Aim of the task -
State how many lines in these records contain the word "JSON", and nothing else.

Exercise data -
start

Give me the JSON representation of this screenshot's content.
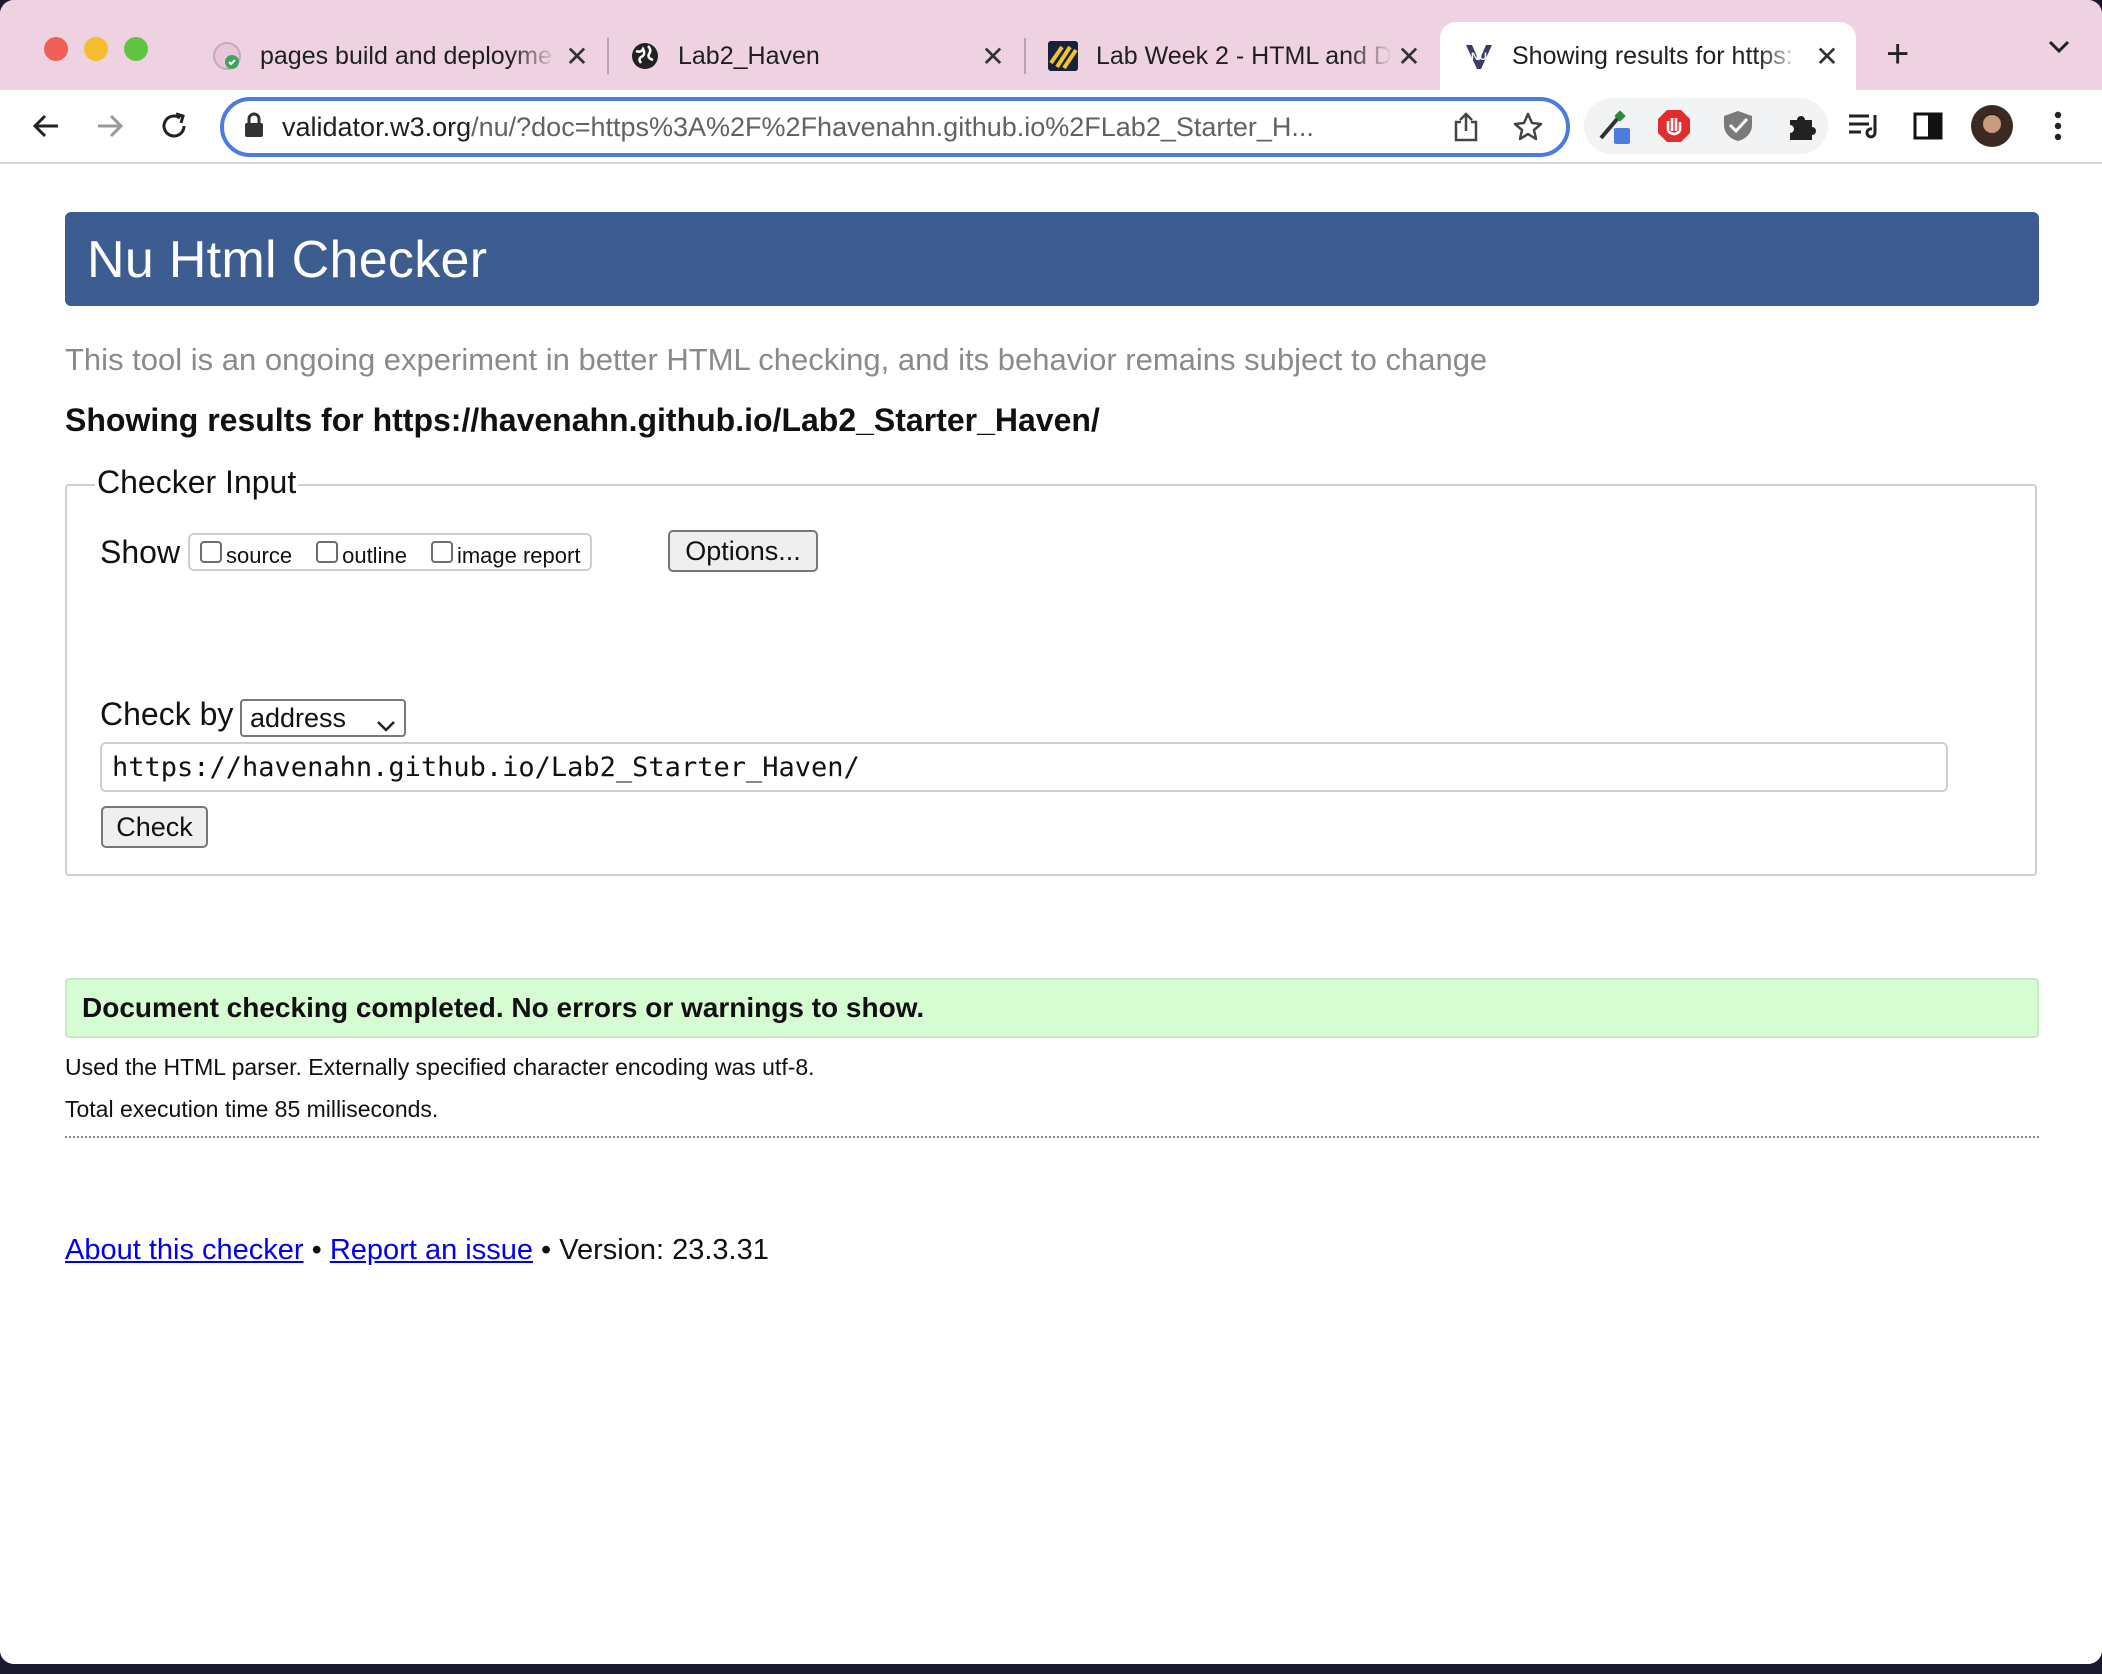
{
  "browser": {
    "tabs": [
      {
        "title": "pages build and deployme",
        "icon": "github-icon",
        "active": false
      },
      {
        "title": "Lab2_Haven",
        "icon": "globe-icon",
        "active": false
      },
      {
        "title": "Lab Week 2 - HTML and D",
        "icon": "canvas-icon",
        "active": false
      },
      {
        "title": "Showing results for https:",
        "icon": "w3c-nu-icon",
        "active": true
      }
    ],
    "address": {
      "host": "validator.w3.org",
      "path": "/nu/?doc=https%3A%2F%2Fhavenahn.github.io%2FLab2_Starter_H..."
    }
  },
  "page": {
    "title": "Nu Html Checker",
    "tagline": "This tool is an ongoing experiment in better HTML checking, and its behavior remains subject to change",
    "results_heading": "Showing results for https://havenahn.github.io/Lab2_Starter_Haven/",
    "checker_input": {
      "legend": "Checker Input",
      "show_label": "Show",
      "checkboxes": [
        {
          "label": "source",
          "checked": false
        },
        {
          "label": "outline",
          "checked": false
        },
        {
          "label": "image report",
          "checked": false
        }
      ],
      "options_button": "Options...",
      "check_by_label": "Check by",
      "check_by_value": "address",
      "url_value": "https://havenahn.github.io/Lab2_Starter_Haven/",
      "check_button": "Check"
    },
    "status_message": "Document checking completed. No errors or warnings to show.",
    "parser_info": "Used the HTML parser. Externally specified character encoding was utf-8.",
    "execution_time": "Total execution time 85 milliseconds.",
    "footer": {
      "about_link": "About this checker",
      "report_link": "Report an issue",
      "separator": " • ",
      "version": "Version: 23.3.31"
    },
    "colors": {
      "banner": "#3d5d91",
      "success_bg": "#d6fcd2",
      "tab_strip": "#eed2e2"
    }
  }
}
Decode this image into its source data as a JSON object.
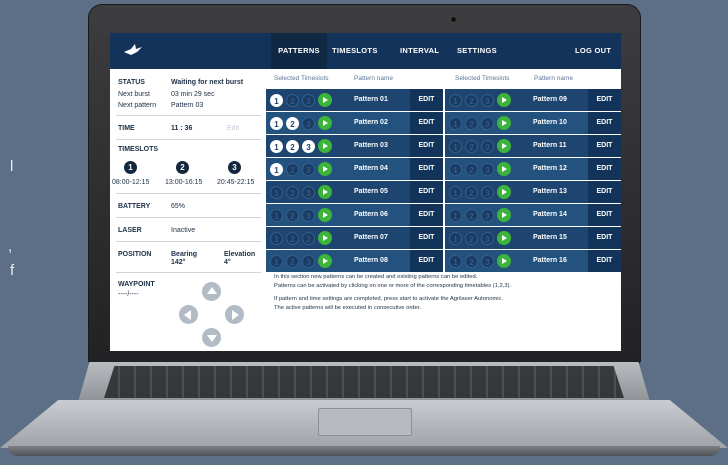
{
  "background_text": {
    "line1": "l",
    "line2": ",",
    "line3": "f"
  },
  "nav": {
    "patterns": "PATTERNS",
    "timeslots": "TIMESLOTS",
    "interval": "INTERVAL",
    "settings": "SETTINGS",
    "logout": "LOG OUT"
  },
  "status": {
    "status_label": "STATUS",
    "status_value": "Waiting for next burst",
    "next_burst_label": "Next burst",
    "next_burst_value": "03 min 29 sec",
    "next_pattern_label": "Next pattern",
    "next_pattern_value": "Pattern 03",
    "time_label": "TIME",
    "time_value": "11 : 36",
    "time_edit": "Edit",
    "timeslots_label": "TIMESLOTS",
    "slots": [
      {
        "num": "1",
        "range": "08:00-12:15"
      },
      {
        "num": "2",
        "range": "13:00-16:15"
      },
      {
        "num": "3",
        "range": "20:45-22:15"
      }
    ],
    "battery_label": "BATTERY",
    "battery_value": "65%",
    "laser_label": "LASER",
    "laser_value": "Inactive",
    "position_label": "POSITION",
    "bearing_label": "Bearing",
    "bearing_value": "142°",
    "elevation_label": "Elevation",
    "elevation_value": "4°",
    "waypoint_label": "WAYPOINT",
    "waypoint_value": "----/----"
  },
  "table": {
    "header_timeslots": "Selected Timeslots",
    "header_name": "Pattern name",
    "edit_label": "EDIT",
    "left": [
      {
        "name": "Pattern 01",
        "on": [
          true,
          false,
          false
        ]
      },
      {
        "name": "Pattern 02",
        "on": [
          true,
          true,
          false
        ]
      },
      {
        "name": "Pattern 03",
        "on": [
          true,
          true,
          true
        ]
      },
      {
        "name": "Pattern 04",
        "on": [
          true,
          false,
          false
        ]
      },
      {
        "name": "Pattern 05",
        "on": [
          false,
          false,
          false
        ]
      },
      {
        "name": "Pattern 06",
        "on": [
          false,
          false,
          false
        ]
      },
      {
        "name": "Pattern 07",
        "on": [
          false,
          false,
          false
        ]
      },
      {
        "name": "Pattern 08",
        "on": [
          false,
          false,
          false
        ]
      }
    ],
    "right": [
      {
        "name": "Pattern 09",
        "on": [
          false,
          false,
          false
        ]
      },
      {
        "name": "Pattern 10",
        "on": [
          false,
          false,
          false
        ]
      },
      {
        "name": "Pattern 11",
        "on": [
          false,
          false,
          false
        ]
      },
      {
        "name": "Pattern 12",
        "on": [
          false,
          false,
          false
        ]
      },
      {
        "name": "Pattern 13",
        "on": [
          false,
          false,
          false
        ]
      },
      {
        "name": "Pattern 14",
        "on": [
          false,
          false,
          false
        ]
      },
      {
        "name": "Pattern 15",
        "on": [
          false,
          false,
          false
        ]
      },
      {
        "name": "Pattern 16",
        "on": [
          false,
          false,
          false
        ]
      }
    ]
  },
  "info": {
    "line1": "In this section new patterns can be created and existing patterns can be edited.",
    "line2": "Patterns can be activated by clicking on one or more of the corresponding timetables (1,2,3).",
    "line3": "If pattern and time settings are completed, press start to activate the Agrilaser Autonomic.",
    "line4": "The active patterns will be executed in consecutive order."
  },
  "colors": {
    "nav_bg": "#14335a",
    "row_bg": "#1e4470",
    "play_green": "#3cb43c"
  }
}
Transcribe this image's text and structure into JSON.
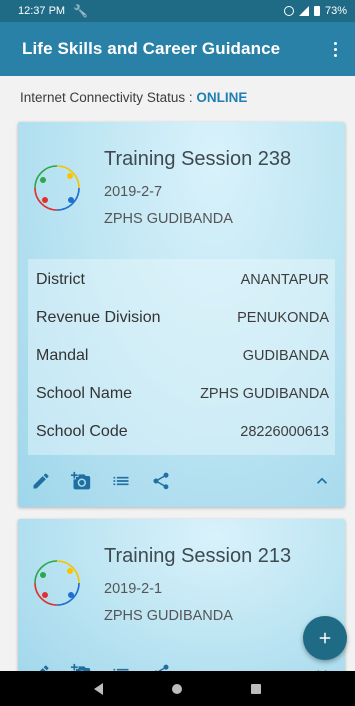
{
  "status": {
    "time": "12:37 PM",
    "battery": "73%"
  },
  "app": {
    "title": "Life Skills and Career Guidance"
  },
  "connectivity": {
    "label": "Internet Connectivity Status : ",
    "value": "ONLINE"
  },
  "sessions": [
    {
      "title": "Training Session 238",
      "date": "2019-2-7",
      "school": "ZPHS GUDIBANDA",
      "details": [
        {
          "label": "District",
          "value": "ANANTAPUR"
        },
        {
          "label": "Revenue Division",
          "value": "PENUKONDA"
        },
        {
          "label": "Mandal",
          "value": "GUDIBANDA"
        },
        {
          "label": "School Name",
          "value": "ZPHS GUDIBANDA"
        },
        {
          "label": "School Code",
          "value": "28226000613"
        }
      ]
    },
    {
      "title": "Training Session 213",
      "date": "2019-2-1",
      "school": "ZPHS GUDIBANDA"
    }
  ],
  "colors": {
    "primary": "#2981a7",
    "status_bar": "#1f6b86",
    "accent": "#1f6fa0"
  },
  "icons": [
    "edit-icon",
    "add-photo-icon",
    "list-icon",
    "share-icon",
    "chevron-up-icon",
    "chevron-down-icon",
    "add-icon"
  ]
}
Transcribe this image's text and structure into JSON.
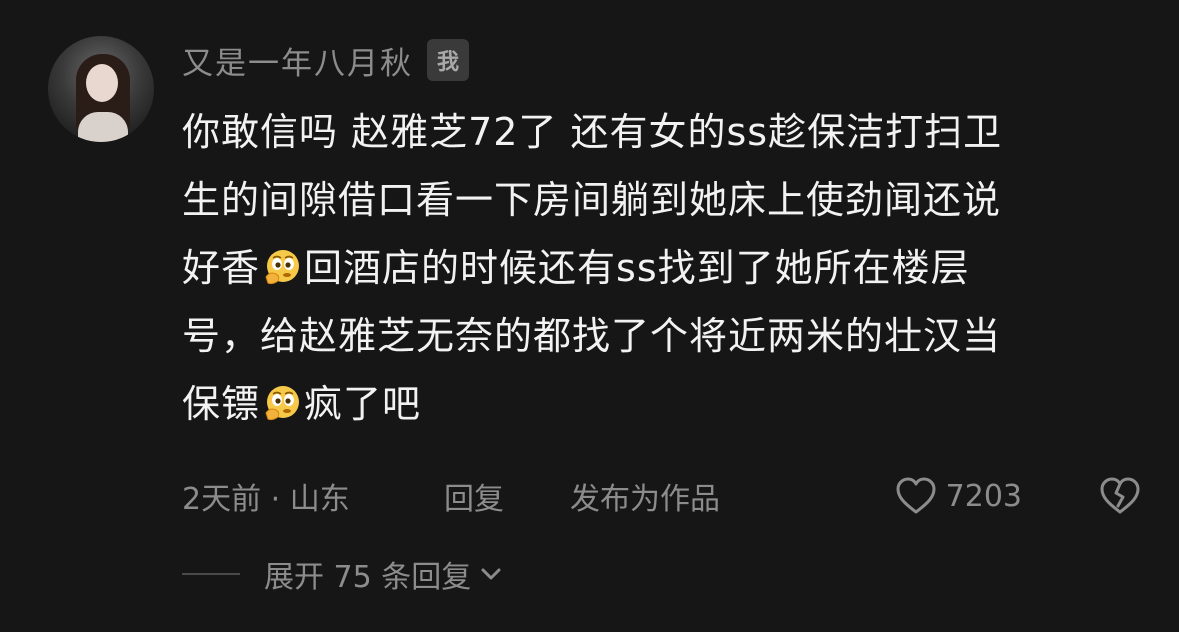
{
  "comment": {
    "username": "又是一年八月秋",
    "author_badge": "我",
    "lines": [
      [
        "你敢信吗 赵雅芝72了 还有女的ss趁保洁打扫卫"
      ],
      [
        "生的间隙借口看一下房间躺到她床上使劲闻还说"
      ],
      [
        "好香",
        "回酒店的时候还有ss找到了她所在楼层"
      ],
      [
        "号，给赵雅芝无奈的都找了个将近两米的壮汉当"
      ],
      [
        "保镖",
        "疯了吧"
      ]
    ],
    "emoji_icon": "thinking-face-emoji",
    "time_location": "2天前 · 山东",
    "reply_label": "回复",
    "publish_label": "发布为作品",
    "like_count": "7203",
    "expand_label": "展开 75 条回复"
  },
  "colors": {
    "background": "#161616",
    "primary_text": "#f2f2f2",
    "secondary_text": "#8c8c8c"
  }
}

end

Written answer -
4